--- TASK PROMPT ---
Single out each line with the word "作为社区工作者" and copy it.

Lines of data
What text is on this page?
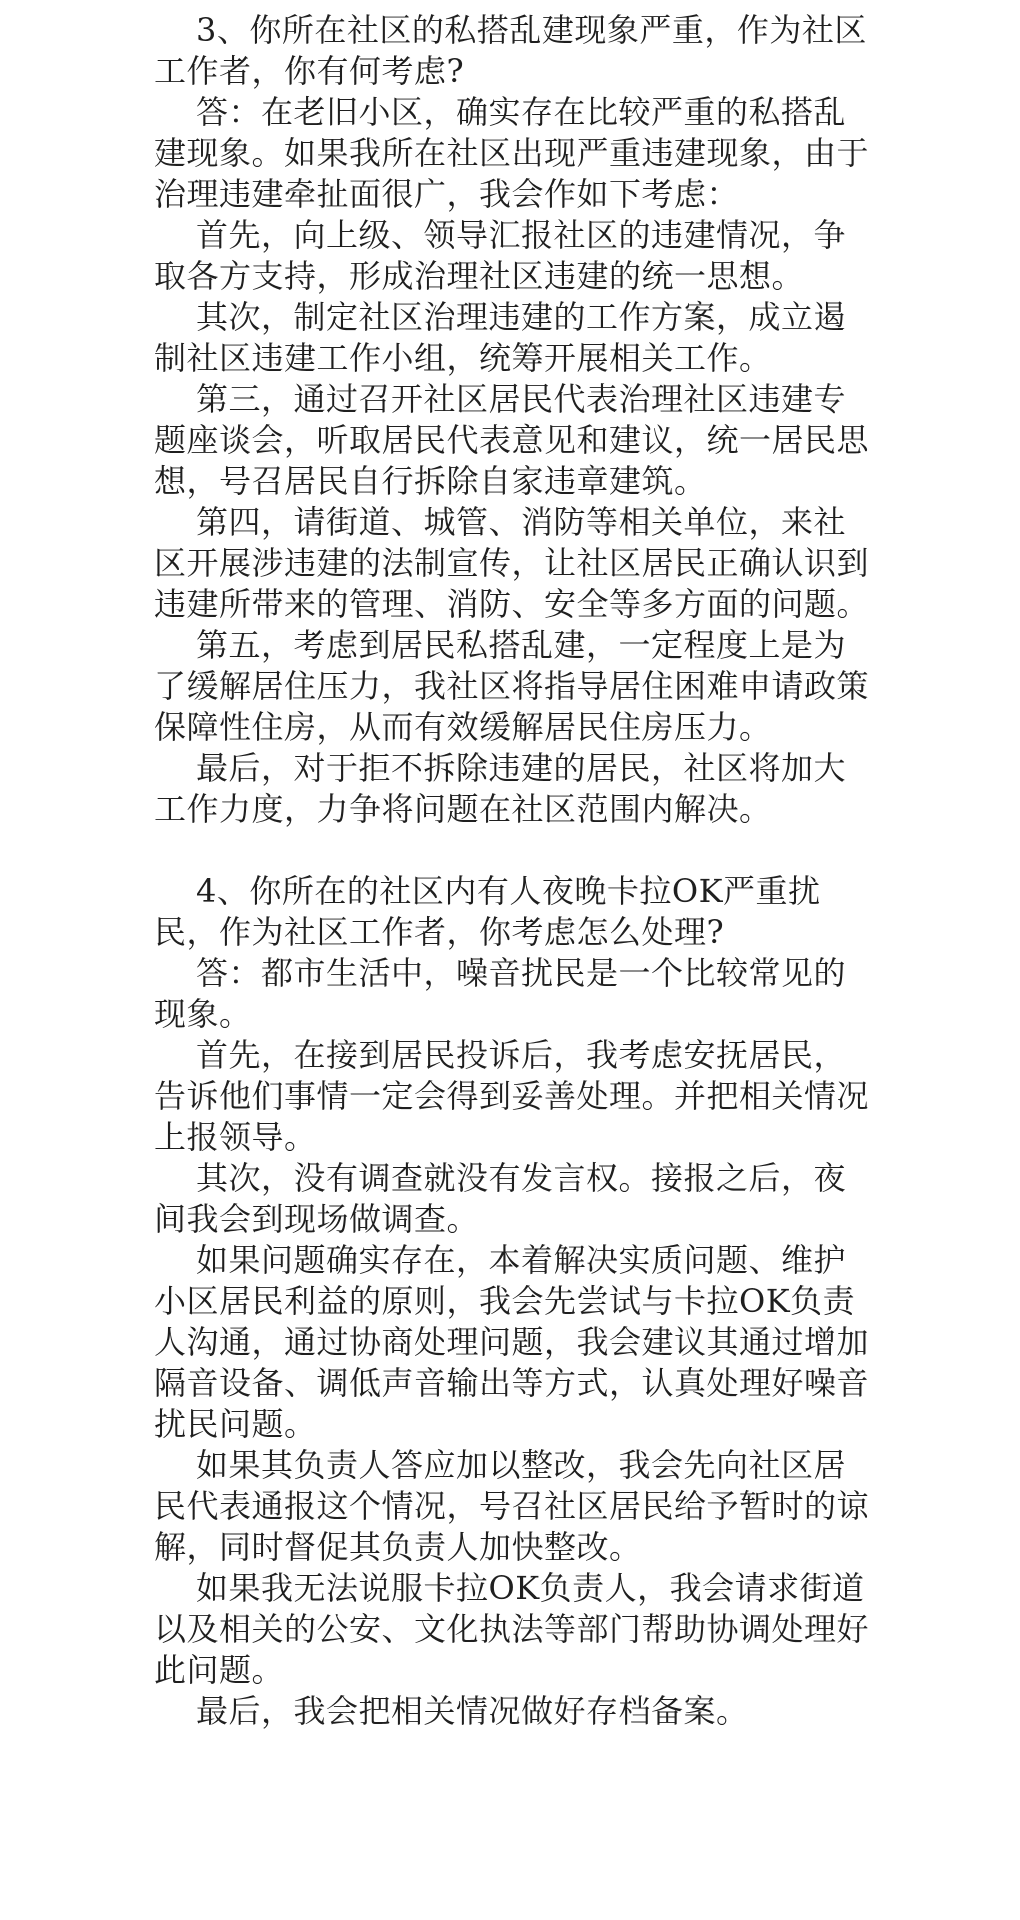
3、你所在社区的私搭乱建现象严重，作为社区工作者，你有何考虑?

答：在老旧小区，确实存在比较严重的私搭乱建现象。如果我所在社区出现严重违建现象，由于治理违建牵扯面很广，我会作如下考虑：

首先，向上级、领导汇报社区的违建情况，争取各方支持，形成治理社区违建的统一思想。

其次，制定社区治理违建的工作方案，成立遏制社区违建工作小组，统筹开展相关工作。

第三，通过召开社区居民代表治理社区违建专题座谈会，听取居民代表意见和建议，统一居民思想，号召居民自行拆除自家违章建筑。

第四，请街道、城管、消防等相关单位，来社区开展涉违建的法制宣传，让社区居民正确认识到违建所带来的管理、消防、安全等多方面的问题。

第五，考虑到居民私搭乱建，一定程度上是为了缓解居住压力，我社区将指导居住困难申请政策保障性住房，从而有效缓解居民住房压力。

最后，对于拒不拆除违建的居民，社区将加大工作力度，力争将问题在社区范围内解决。

4、你所在的社区内有人夜晚卡拉OK严重扰民，作为社区工作者，你考虑怎么处理?

答：都市生活中，噪音扰民是一个比较常见的现象。

首先，在接到居民投诉后，我考虑安抚居民，告诉他们事情一定会得到妥善处理。并把相关情况上报领导。

其次，没有调查就没有发言权。接报之后，夜间我会到现场做调查。

如果问题确实存在，本着解决实质问题、维护小区居民利益的原则，我会先尝试与卡拉OK负责人沟通，通过协商处理问题，我会建议其通过增加隔音设备、调低声音输出等方式，认真处理好噪音扰民问题。

如果其负责人答应加以整改，我会先向社区居民代表通报这个情况，号召社区居民给予暂时的谅解，同时督促其负责人加快整改。

如果我无法说服卡拉OK负责人，我会请求街道以及相关的公安、文化执法等部门帮助协调处理好此问题。

最后，我会把相关情况做好存档备案。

--- TASK RESPONSE ---
3、你所在社区的私搭乱建现象严重，作为社区工作者，你有何考虑?
4、你所在的社区内有人夜晚卡拉OK严重扰民，作为社区工作者，你考虑怎么处理?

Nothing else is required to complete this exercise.